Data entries
┄┄┄┄┄┄┄┄┄┄

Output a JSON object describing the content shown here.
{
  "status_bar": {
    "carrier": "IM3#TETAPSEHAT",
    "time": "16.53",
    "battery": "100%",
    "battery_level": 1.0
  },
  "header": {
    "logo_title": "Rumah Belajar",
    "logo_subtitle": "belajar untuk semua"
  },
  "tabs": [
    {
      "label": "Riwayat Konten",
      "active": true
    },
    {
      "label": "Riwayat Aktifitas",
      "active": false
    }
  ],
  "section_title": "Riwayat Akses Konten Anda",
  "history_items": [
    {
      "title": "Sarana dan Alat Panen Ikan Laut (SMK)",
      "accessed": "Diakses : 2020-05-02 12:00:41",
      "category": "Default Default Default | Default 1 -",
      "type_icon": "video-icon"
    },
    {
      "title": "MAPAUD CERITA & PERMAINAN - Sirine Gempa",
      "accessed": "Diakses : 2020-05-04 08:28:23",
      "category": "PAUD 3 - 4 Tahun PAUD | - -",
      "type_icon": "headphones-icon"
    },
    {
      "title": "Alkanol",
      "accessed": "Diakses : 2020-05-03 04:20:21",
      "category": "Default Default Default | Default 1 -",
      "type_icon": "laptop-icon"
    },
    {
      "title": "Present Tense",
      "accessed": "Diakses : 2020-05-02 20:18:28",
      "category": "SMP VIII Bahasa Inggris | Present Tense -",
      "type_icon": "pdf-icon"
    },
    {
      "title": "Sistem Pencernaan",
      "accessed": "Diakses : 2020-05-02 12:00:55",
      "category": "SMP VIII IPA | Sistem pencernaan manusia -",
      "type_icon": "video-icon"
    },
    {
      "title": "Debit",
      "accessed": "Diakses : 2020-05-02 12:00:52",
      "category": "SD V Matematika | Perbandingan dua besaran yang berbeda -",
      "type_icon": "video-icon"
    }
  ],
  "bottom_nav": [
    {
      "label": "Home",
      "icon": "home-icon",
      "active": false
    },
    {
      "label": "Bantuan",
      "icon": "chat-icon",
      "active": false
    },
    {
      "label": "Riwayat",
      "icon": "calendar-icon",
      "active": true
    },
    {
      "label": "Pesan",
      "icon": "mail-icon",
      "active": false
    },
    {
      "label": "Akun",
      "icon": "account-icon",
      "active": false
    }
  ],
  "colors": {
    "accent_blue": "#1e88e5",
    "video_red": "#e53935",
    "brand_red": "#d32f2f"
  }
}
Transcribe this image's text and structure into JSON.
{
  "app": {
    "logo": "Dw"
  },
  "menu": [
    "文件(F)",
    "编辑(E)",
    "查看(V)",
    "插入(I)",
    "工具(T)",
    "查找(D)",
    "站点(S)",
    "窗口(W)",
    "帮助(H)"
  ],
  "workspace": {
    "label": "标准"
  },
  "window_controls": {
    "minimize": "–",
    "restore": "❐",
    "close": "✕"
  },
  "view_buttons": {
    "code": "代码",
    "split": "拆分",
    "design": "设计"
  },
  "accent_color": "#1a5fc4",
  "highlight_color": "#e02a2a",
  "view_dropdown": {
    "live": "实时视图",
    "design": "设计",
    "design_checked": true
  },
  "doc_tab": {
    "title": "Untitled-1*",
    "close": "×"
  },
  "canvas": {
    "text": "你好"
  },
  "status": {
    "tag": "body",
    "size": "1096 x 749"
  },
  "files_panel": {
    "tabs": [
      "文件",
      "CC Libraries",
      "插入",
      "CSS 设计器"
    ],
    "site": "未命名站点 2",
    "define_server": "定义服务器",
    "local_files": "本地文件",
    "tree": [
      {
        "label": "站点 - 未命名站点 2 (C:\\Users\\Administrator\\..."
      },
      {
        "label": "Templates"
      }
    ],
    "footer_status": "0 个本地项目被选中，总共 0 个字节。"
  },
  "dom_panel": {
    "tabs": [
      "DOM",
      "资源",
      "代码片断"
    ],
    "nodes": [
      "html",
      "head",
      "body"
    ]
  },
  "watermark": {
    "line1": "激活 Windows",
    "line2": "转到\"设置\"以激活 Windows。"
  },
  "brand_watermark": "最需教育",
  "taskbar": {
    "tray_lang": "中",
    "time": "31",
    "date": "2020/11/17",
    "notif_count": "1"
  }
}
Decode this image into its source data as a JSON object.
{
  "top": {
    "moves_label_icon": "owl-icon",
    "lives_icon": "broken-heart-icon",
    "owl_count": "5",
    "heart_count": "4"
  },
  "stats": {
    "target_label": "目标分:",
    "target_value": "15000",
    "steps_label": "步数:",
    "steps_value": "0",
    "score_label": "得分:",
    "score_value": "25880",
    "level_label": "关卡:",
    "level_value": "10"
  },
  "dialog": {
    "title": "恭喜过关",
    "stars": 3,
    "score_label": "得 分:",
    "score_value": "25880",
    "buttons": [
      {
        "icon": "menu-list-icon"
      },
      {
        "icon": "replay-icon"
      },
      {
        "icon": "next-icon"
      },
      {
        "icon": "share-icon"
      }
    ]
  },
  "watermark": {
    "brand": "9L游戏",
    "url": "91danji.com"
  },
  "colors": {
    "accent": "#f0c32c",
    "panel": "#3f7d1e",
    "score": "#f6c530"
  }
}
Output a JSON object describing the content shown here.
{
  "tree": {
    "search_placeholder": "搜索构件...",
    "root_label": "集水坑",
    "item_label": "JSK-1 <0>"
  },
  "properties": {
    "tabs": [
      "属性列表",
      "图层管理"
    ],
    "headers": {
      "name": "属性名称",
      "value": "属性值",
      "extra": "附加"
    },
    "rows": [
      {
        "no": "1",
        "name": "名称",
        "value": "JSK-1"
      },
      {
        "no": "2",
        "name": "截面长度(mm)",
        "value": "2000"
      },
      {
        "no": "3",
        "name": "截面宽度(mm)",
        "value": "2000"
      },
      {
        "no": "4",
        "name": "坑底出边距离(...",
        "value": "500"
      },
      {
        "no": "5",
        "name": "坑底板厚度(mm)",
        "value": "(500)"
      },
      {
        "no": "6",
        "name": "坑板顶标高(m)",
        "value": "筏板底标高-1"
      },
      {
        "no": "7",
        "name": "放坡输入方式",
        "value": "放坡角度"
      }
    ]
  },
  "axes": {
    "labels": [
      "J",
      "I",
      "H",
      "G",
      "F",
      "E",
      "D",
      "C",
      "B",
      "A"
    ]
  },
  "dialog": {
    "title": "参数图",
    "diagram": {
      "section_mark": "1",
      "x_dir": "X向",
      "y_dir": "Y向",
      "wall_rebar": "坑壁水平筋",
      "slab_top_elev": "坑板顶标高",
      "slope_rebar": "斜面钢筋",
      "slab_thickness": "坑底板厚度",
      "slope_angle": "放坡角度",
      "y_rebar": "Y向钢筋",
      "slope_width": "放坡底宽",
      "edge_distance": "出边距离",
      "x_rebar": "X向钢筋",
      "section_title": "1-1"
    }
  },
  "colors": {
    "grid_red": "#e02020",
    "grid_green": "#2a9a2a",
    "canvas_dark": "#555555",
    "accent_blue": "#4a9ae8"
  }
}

┄┄┄┄┄┄┄┄┄┄

Reproduce all data above, unchanged.

Output a JSON object describing the content shown here.
{
  "status_bar": {
    "carrier": "IM3#TETAPSEHAT",
    "time": "16.53",
    "battery": "100%",
    "battery_level": 1.0
  },
  "header": {
    "logo_title": "Rumah Belajar",
    "logo_subtitle": "belajar untuk semua"
  },
  "tabs": [
    {
      "label": "Riwayat Konten",
      "active": true
    },
    {
      "label": "Riwayat Aktifitas",
      "active": false
    }
  ],
  "section_title": "Riwayat Akses Konten Anda",
  "history_items": [
    {
      "title": "Sarana dan Alat Panen Ikan Laut (SMK)",
      "accessed": "Diakses : 2020-05-02 12:00:41",
      "category": "Default Default Default | Default 1 -",
      "type_icon": "video-icon"
    },
    {
      "title": "MAPAUD CERITA & PERMAINAN - Sirine Gempa",
      "accessed": "Diakses : 2020-05-04 08:28:23",
      "category": "PAUD 3 - 4 Tahun PAUD | - -",
      "type_icon": "headphones-icon"
    },
    {
      "title": "Alkanol",
      "accessed": "Diakses : 2020-05-03 04:20:21",
      "category": "Default Default Default | Default 1 -",
      "type_icon": "laptop-icon"
    },
    {
      "title": "Present Tense",
      "accessed": "Diakses : 2020-05-02 20:18:28",
      "category": "SMP VIII Bahasa Inggris | Present Tense -",
      "type_icon": "pdf-icon"
    },
    {
      "title": "Sistem Pencernaan",
      "accessed": "Diakses : 2020-05-02 12:00:55",
      "category": "SMP VIII IPA | Sistem pencernaan manusia -",
      "type_icon": "video-icon"
    },
    {
      "title": "Debit",
      "accessed": "Diakses : 2020-05-02 12:00:52",
      "category": "SD V Matematika | Perbandingan dua besaran yang berbeda -",
      "type_icon": "video-icon"
    }
  ],
  "bottom_nav": [
    {
      "label": "Home",
      "icon": "home-icon",
      "active": false
    },
    {
      "label": "Bantuan",
      "icon": "chat-icon",
      "active": false
    },
    {
      "label": "Riwayat",
      "icon": "calendar-icon",
      "active": true
    },
    {
      "label": "Pesan",
      "icon": "mail-icon",
      "active": false
    },
    {
      "label": "Akun",
      "icon": "account-icon",
      "active": false
    }
  ],
  "colors": {
    "accent_blue": "#1e88e5",
    "video_red": "#e53935",
    "brand_red": "#d32f2f"
  }
}
Transcribe this image's text and structure into JSON.
{
  "app": {
    "logo": "Dw"
  },
  "menu": [
    "文件(F)",
    "编辑(E)",
    "查看(V)",
    "插入(I)",
    "工具(T)",
    "查找(D)",
    "站点(S)",
    "窗口(W)",
    "帮助(H)"
  ],
  "workspace": {
    "label": "标准"
  },
  "window_controls": {
    "minimize": "–",
    "restore": "❐",
    "close": "✕"
  },
  "view_buttons": {
    "code": "代码",
    "split": "拆分",
    "design": "设计"
  },
  "accent_color": "#1a5fc4",
  "highlight_color": "#e02a2a",
  "view_dropdown": {
    "live": "实时视图",
    "design": "设计",
    "design_checked": true
  },
  "doc_tab": {
    "title": "Untitled-1*",
    "close": "×"
  },
  "canvas": {
    "text": "你好"
  },
  "status": {
    "tag": "body",
    "size": "1096 x 749"
  },
  "files_panel": {
    "tabs": [
      "文件",
      "CC Libraries",
      "插入",
      "CSS 设计器"
    ],
    "site": "未命名站点 2",
    "define_server": "定义服务器",
    "local_files": "本地文件",
    "tree": [
      {
        "label": "站点 - 未命名站点 2 (C:\\Users\\Administrator\\..."
      },
      {
        "label": "Templates"
      }
    ],
    "footer_status": "0 个本地项目被选中，总共 0 个字节。"
  },
  "dom_panel": {
    "tabs": [
      "DOM",
      "资源",
      "代码片断"
    ],
    "nodes": [
      "html",
      "head",
      "body"
    ]
  },
  "watermark": {
    "line1": "激活 Windows",
    "line2": "转到\"设置\"以激活 Windows。"
  },
  "brand_watermark": "最需教育",
  "taskbar": {
    "tray_lang": "中",
    "time": "31",
    "date": "2020/11/17",
    "notif_count": "1"
  }
}
Decode this image into its source data as a JSON object.
{
  "top": {
    "moves_label_icon": "owl-icon",
    "lives_icon": "broken-heart-icon",
    "owl_count": "5",
    "heart_count": "4"
  },
  "stats": {
    "target_label": "目标分:",
    "target_value": "15000",
    "steps_label": "步数:",
    "steps_value": "0",
    "score_label": "得分:",
    "score_value": "25880",
    "level_label": "关卡:",
    "level_value": "10"
  },
  "dialog": {
    "title": "恭喜过关",
    "stars": 3,
    "score_label": "得 分:",
    "score_value": "25880",
    "buttons": [
      {
        "icon": "menu-list-icon"
      },
      {
        "icon": "replay-icon"
      },
      {
        "icon": "next-icon"
      },
      {
        "icon": "share-icon"
      }
    ]
  },
  "watermark": {
    "brand": "9L游戏",
    "url": "91danji.com"
  },
  "colors": {
    "accent": "#f0c32c",
    "panel": "#3f7d1e",
    "score": "#f6c530"
  }
}
Output a JSON object describing the content shown here.
{
  "tree": {
    "search_placeholder": "搜索构件...",
    "root_label": "集水坑",
    "item_label": "JSK-1 <0>"
  },
  "properties": {
    "tabs": [
      "属性列表",
      "图层管理"
    ],
    "headers": {
      "name": "属性名称",
      "value": "属性值",
      "extra": "附加"
    },
    "rows": [
      {
        "no": "1",
        "name": "名称",
        "value": "JSK-1"
      },
      {
        "no": "2",
        "name": "截面长度(mm)",
        "value": "2000"
      },
      {
        "no": "3",
        "name": "截面宽度(mm)",
        "value": "2000"
      },
      {
        "no": "4",
        "name": "坑底出边距离(...",
        "value": "500"
      },
      {
        "no": "5",
        "name": "坑底板厚度(mm)",
        "value": "(500)"
      },
      {
        "no": "6",
        "name": "坑板顶标高(m)",
        "value": "筏板底标高-1"
      },
      {
        "no": "7",
        "name": "放坡输入方式",
        "value": "放坡角度"
      }
    ]
  },
  "axes": {
    "labels": [
      "J",
      "I",
      "H",
      "G",
      "F",
      "E",
      "D",
      "C",
      "B",
      "A"
    ]
  },
  "dialog": {
    "title": "参数图",
    "diagram": {
      "section_mark": "1",
      "x_dir": "X向",
      "y_dir": "Y向",
      "wall_rebar": "坑壁水平筋",
      "slab_top_elev": "坑板顶标高",
      "slope_rebar": "斜面钢筋",
      "slab_thickness": "坑底板厚度",
      "slope_angle": "放坡角度",
      "y_rebar": "Y向钢筋",
      "slope_width": "放坡底宽",
      "edge_distance": "出边距离",
      "x_rebar": "X向钢筋",
      "section_title": "1-1"
    }
  },
  "colors": {
    "grid_red": "#e02020",
    "grid_green": "#2a9a2a",
    "canvas_dark": "#555555",
    "accent_blue": "#4a9ae8"
  }
}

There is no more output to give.